What the exercise asks — Repeat the listing in full, preserving every character.

Rows from a figure dataset:
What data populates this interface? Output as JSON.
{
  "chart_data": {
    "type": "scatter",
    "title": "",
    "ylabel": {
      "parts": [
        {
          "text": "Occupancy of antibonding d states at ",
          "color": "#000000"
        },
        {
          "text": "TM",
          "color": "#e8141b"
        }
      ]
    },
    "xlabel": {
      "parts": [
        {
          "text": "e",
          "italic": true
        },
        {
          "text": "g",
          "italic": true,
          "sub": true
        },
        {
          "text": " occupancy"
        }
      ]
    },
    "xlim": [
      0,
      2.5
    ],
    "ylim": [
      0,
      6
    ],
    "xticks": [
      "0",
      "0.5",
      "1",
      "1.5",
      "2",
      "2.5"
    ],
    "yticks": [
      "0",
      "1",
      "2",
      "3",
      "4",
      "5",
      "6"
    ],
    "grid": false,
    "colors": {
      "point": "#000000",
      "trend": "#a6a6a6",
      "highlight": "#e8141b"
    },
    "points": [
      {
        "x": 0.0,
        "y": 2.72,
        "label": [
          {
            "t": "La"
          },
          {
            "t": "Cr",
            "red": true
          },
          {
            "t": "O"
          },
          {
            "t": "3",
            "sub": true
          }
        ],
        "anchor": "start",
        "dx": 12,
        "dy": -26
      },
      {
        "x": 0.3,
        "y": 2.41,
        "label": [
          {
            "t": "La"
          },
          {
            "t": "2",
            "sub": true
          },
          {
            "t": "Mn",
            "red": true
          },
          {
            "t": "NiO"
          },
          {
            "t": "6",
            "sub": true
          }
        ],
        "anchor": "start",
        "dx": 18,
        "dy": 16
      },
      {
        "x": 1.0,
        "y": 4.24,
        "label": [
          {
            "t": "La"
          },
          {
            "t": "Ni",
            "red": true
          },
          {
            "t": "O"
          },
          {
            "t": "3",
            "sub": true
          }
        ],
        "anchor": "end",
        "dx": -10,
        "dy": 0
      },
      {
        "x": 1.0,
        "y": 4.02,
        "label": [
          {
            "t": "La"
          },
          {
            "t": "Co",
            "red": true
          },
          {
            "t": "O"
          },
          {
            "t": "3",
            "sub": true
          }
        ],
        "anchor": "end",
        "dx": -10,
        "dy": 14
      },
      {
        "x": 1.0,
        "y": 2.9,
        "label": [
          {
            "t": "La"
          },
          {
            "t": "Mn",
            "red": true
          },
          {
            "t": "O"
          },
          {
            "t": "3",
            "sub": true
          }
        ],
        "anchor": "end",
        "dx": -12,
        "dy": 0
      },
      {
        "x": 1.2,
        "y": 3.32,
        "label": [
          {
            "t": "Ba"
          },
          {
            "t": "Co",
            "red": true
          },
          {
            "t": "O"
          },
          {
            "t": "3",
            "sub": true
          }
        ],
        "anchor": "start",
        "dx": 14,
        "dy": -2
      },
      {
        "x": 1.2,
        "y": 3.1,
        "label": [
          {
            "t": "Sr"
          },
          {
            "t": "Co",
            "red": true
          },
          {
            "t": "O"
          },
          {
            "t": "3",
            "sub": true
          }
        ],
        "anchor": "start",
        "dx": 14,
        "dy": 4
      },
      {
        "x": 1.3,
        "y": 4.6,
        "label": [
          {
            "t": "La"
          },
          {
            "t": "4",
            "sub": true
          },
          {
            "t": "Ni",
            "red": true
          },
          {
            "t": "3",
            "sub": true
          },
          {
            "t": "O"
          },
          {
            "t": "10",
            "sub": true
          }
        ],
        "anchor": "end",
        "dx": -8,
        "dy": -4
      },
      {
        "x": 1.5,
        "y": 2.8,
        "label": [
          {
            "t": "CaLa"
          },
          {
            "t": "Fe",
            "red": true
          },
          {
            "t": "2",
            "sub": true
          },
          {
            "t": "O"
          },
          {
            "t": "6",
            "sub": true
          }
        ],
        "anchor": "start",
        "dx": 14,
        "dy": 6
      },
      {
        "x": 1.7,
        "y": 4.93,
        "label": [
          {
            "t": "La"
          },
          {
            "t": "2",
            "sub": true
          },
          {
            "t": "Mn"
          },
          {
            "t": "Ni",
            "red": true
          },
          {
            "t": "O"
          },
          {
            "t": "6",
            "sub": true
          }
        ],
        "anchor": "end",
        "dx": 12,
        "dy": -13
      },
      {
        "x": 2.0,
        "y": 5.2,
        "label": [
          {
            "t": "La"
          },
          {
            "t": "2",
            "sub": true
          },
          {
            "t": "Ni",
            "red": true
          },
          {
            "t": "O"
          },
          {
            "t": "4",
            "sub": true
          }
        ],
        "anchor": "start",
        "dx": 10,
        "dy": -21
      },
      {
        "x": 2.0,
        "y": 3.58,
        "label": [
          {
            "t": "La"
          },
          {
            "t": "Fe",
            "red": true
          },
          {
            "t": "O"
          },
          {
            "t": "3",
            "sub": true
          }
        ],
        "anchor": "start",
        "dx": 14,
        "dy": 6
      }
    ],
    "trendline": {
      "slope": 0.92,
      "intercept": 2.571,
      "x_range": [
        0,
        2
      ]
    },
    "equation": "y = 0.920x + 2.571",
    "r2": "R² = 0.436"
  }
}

Solution —
What data populates this interface? Output as JSON.
{
  "chart_data": {
    "type": "scatter",
    "title": "",
    "ylabel": {
      "parts": [
        {
          "text": "Occupancy of antibonding d states at ",
          "color": "#000000"
        },
        {
          "text": "TM",
          "color": "#e8141b"
        }
      ]
    },
    "xlabel": {
      "parts": [
        {
          "text": "e",
          "italic": true
        },
        {
          "text": "g",
          "italic": true,
          "sub": true
        },
        {
          "text": " occupancy"
        }
      ]
    },
    "xlim": [
      0,
      2.5
    ],
    "ylim": [
      0,
      6
    ],
    "xticks": [
      "0",
      "0.5",
      "1",
      "1.5",
      "2",
      "2.5"
    ],
    "yticks": [
      "0",
      "1",
      "2",
      "3",
      "4",
      "5",
      "6"
    ],
    "grid": false,
    "colors": {
      "point": "#000000",
      "trend": "#a6a6a6",
      "highlight": "#e8141b"
    },
    "points": [
      {
        "x": 0.0,
        "y": 2.72,
        "label": [
          {
            "t": "La"
          },
          {
            "t": "Cr",
            "red": true
          },
          {
            "t": "O"
          },
          {
            "t": "3",
            "sub": true
          }
        ],
        "anchor": "start",
        "dx": 12,
        "dy": -26
      },
      {
        "x": 0.3,
        "y": 2.41,
        "label": [
          {
            "t": "La"
          },
          {
            "t": "2",
            "sub": true
          },
          {
            "t": "Mn",
            "red": true
          },
          {
            "t": "NiO"
          },
          {
            "t": "6",
            "sub": true
          }
        ],
        "anchor": "start",
        "dx": 18,
        "dy": 16
      },
      {
        "x": 1.0,
        "y": 4.24,
        "label": [
          {
            "t": "La"
          },
          {
            "t": "Ni",
            "red": true
          },
          {
            "t": "O"
          },
          {
            "t": "3",
            "sub": true
          }
        ],
        "anchor": "end",
        "dx": -10,
        "dy": 0
      },
      {
        "x": 1.0,
        "y": 4.02,
        "label": [
          {
            "t": "La"
          },
          {
            "t": "Co",
            "red": true
          },
          {
            "t": "O"
          },
          {
            "t": "3",
            "sub": true
          }
        ],
        "anchor": "end",
        "dx": -10,
        "dy": 14
      },
      {
        "x": 1.0,
        "y": 2.9,
        "label": [
          {
            "t": "La"
          },
          {
            "t": "Mn",
            "red": true
          },
          {
            "t": "O"
          },
          {
            "t": "3",
            "sub": true
          }
        ],
        "anchor": "end",
        "dx": -12,
        "dy": 0
      },
      {
        "x": 1.2,
        "y": 3.32,
        "label": [
          {
            "t": "Ba"
          },
          {
            "t": "Co",
            "red": true
          },
          {
            "t": "O"
          },
          {
            "t": "3",
            "sub": true
          }
        ],
        "anchor": "start",
        "dx": 14,
        "dy": -2
      },
      {
        "x": 1.2,
        "y": 3.1,
        "label": [
          {
            "t": "Sr"
          },
          {
            "t": "Co",
            "red": true
          },
          {
            "t": "O"
          },
          {
            "t": "3",
            "sub": true
          }
        ],
        "anchor": "start",
        "dx": 14,
        "dy": 4
      },
      {
        "x": 1.3,
        "y": 4.6,
        "label": [
          {
            "t": "La"
          },
          {
            "t": "4",
            "sub": true
          },
          {
            "t": "Ni",
            "red": true
          },
          {
            "t": "3",
            "sub": true
          },
          {
            "t": "O"
          },
          {
            "t": "10",
            "sub": true
          }
        ],
        "anchor": "end",
        "dx": -8,
        "dy": -4
      },
      {
        "x": 1.5,
        "y": 2.8,
        "label": [
          {
            "t": "CaLa"
          },
          {
            "t": "Fe",
            "red": true
          },
          {
            "t": "2",
            "sub": true
          },
          {
            "t": "O"
          },
          {
            "t": "6",
            "sub": true
          }
        ],
        "anchor": "start",
        "dx": 14,
        "dy": 6
      },
      {
        "x": 1.7,
        "y": 4.93,
        "label": [
          {
            "t": "La"
          },
          {
            "t": "2",
            "sub": true
          },
          {
            "t": "Mn"
          },
          {
            "t": "Ni",
            "red": true
          },
          {
            "t": "O"
          },
          {
            "t": "6",
            "sub": true
          }
        ],
        "anchor": "end",
        "dx": 12,
        "dy": -13
      },
      {
        "x": 2.0,
        "y": 5.2,
        "label": [
          {
            "t": "La"
          },
          {
            "t": "2",
            "sub": true
          },
          {
            "t": "Ni",
            "red": true
          },
          {
            "t": "O"
          },
          {
            "t": "4",
            "sub": true
          }
        ],
        "anchor": "start",
        "dx": 10,
        "dy": -21
      },
      {
        "x": 2.0,
        "y": 3.58,
        "label": [
          {
            "t": "La"
          },
          {
            "t": "Fe",
            "red": true
          },
          {
            "t": "O"
          },
          {
            "t": "3",
            "sub": true
          }
        ],
        "anchor": "start",
        "dx": 14,
        "dy": 6
      }
    ],
    "trendline": {
      "slope": 0.92,
      "intercept": 2.571,
      "x_range": [
        0,
        2
      ]
    },
    "equation": "y = 0.920x + 2.571",
    "r2": "R² = 0.436"
  }
}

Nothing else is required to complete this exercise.